Extracted information =>
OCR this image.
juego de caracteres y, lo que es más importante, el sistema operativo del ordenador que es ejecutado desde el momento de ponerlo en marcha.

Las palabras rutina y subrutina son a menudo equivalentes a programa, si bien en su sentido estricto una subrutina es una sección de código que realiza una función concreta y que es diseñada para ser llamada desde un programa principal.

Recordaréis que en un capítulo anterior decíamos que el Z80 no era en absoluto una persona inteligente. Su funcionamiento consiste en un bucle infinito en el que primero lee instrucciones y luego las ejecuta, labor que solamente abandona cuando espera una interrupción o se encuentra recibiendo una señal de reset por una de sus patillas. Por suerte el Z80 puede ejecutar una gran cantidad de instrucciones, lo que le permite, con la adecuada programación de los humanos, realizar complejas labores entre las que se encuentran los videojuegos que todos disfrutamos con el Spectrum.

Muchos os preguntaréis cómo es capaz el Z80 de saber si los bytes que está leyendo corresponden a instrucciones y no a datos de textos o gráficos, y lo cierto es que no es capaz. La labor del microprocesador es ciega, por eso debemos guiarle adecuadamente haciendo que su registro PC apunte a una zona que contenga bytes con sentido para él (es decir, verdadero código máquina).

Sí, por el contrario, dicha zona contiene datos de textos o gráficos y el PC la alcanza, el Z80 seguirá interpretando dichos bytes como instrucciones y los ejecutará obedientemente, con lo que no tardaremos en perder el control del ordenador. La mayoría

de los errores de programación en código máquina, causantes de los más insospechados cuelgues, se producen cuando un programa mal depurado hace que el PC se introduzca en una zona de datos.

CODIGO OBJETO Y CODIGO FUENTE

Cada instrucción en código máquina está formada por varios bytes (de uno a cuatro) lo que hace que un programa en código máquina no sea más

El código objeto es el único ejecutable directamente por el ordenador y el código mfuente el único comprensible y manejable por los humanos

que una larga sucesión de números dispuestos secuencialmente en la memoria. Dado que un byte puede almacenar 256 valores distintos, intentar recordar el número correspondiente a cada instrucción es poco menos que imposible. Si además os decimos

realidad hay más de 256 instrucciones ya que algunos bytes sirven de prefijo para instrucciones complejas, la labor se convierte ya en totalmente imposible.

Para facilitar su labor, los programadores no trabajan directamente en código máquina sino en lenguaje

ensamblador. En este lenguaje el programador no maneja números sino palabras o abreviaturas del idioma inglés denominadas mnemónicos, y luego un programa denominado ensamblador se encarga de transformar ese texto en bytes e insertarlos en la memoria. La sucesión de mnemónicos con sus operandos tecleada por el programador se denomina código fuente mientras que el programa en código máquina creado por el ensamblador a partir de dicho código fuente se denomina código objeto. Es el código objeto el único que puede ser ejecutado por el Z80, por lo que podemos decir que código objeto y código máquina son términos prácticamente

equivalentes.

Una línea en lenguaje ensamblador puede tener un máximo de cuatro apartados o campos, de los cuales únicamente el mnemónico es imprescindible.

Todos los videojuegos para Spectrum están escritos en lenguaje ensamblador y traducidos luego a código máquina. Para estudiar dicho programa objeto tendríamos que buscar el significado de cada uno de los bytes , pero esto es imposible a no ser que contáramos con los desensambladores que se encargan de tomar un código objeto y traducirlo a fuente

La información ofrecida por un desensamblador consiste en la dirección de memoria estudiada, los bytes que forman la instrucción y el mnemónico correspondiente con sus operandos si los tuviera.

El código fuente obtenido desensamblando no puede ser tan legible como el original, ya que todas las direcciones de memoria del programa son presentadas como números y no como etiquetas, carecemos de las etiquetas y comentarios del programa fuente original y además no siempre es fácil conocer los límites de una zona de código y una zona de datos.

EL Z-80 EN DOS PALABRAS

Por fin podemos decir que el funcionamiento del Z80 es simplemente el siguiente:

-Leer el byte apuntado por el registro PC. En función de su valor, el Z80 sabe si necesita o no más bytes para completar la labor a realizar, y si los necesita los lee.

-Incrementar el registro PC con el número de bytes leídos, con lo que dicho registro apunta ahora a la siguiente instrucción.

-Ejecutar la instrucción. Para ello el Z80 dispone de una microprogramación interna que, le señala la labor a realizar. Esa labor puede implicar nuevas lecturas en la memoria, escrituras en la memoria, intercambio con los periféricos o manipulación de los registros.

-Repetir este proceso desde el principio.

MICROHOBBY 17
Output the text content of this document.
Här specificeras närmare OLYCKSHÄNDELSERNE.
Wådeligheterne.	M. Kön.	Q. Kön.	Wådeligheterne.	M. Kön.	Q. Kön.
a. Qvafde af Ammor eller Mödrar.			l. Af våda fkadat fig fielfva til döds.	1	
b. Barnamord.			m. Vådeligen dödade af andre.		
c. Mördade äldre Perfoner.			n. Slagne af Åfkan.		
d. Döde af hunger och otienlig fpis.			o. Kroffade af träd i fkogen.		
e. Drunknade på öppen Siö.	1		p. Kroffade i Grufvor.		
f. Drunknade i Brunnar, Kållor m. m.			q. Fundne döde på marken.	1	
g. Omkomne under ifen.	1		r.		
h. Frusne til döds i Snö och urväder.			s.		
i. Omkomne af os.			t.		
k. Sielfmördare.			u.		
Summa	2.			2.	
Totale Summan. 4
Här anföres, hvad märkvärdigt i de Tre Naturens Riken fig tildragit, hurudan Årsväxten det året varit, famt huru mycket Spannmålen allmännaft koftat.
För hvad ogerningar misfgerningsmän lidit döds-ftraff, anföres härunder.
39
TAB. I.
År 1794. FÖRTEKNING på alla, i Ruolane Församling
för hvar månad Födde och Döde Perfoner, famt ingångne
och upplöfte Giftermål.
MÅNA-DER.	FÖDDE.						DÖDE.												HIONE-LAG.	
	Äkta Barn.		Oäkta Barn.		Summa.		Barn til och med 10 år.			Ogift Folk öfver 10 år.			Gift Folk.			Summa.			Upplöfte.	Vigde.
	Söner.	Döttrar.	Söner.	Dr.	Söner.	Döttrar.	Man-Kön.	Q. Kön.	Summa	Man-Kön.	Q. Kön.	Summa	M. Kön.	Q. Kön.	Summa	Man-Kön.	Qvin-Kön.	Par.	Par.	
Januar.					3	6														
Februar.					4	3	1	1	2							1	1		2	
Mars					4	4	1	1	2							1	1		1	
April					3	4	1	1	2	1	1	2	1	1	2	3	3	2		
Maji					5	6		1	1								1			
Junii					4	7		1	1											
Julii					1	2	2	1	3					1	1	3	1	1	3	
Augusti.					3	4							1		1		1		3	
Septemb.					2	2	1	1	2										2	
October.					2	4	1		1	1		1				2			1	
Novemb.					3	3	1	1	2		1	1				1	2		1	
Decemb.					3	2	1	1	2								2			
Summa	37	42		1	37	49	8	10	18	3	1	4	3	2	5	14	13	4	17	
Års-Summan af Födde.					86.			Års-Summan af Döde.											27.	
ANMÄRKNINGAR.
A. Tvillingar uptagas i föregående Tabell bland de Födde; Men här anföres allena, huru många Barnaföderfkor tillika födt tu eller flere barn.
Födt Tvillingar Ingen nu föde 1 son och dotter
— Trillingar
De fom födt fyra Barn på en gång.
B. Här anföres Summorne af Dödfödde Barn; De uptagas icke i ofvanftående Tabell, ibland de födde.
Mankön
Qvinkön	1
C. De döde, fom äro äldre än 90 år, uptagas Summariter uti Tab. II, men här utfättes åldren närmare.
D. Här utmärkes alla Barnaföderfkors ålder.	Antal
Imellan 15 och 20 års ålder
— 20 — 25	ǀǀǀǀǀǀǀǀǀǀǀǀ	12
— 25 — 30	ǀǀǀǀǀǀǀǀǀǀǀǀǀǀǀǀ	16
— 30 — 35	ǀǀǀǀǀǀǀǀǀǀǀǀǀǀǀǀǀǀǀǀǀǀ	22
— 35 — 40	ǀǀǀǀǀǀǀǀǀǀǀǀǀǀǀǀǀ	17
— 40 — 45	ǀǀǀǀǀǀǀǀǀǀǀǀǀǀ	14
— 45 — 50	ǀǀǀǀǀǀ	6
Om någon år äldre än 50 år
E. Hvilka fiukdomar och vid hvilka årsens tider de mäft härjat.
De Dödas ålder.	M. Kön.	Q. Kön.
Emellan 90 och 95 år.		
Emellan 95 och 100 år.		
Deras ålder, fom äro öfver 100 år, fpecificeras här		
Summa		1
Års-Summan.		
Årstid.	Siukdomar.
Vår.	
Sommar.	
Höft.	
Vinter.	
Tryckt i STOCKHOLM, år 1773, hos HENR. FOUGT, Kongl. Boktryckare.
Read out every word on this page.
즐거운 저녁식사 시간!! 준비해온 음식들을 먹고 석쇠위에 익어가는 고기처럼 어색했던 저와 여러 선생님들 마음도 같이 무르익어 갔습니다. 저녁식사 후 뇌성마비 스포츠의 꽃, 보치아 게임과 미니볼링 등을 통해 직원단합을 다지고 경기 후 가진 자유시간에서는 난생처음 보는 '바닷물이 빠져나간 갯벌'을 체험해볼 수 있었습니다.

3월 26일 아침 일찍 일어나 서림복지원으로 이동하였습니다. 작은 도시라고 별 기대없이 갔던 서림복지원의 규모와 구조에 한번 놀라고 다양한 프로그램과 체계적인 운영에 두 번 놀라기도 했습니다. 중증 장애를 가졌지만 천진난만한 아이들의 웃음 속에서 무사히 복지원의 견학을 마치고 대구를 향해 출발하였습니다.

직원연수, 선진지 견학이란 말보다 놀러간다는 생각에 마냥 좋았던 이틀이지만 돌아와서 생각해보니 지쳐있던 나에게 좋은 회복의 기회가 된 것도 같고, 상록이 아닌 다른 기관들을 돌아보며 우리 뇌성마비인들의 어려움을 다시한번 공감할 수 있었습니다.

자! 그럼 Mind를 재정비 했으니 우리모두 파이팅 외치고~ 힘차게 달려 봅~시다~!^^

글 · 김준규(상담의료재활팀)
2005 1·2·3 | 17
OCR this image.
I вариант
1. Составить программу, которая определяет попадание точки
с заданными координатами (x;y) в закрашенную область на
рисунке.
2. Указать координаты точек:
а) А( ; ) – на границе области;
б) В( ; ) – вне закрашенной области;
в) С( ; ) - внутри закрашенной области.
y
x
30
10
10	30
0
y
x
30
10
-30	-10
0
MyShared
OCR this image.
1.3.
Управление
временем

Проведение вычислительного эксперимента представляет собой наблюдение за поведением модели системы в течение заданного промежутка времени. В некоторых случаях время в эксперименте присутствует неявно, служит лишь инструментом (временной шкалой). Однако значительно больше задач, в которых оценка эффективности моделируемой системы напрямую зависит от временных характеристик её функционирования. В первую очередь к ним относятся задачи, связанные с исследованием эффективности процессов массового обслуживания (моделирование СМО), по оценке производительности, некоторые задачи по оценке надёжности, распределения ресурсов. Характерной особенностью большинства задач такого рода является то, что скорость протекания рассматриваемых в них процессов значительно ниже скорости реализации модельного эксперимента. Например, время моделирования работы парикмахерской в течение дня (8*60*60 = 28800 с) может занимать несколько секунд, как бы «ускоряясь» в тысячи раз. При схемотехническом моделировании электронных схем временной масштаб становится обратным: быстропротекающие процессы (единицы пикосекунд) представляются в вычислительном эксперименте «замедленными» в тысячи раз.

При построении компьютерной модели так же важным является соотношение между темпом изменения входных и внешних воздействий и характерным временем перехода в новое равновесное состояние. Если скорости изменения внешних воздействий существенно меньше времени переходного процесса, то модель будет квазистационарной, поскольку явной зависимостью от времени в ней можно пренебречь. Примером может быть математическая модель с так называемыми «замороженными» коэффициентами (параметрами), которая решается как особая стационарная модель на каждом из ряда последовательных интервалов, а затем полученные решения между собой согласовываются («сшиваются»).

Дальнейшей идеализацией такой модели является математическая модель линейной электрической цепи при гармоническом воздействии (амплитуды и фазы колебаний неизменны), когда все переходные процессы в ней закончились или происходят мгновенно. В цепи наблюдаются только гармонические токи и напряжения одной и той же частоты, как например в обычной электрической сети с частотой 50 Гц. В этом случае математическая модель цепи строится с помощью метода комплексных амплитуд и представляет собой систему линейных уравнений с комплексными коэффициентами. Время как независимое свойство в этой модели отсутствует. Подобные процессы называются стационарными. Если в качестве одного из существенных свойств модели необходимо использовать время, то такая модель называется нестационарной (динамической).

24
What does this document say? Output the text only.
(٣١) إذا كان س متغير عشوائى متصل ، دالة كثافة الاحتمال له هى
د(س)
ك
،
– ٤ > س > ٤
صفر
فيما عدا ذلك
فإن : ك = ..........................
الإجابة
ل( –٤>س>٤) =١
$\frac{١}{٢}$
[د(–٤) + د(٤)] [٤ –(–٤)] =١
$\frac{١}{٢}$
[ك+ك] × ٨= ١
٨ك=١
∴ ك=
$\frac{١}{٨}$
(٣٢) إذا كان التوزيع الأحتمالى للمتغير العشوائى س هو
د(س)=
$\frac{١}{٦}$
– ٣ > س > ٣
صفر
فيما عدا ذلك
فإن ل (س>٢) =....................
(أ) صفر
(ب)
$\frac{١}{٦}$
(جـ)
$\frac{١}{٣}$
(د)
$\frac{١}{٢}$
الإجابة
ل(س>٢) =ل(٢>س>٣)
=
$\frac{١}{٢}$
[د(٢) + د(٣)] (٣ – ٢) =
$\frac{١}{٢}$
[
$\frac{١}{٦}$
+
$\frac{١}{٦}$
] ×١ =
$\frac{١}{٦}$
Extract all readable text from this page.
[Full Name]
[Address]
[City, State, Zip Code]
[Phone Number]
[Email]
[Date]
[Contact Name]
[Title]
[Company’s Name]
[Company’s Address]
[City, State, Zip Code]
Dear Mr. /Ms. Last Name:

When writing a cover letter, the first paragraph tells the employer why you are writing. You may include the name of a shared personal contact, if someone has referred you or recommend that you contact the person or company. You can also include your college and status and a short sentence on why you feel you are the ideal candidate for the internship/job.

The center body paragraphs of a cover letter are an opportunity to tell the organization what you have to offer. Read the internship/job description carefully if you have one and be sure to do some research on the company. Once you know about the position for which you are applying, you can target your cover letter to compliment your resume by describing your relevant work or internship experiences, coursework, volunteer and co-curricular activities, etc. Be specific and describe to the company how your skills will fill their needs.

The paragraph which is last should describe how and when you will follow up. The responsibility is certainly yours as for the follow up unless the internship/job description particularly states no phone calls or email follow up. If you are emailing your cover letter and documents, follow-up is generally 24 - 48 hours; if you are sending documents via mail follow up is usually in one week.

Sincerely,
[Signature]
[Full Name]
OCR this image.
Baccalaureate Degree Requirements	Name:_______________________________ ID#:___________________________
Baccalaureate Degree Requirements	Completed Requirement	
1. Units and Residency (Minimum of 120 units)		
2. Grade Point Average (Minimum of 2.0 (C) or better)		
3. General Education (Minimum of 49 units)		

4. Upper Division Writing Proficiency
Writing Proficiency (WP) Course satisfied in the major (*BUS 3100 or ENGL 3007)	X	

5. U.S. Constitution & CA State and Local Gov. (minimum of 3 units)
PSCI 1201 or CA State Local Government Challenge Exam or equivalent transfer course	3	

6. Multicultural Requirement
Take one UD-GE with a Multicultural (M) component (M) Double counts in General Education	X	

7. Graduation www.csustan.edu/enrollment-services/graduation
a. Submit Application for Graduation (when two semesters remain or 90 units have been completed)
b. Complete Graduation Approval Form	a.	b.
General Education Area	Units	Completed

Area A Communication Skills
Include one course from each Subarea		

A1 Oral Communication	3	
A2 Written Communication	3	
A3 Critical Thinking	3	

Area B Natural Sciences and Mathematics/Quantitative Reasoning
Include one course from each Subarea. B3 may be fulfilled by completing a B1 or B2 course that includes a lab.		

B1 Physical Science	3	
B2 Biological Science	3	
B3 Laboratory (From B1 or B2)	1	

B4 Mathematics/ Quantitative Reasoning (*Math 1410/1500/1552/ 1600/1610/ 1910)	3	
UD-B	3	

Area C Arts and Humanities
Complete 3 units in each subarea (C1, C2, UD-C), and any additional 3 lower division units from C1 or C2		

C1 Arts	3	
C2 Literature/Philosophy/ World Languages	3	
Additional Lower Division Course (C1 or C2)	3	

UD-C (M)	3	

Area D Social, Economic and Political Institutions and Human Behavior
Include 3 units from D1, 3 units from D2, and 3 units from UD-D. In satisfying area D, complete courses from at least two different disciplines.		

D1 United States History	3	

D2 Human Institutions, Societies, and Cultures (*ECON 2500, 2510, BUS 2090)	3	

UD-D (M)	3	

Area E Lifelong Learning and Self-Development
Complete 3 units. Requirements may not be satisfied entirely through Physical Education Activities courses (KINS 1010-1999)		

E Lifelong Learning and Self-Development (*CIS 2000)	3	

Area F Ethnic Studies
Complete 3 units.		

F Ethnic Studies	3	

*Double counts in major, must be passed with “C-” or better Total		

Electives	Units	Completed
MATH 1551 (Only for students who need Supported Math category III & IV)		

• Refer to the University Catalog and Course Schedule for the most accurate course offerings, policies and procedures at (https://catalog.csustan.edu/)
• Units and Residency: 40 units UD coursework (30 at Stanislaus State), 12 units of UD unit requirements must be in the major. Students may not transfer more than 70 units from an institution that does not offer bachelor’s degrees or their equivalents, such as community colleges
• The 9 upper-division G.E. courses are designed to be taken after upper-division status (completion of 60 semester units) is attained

The exercise => Collect the lines that hold "Learning".

Solution for this task =>
Area E Lifelong Learning and Self-Development
E Lifelong Learning and Self-Development (*CIS 2000)	3	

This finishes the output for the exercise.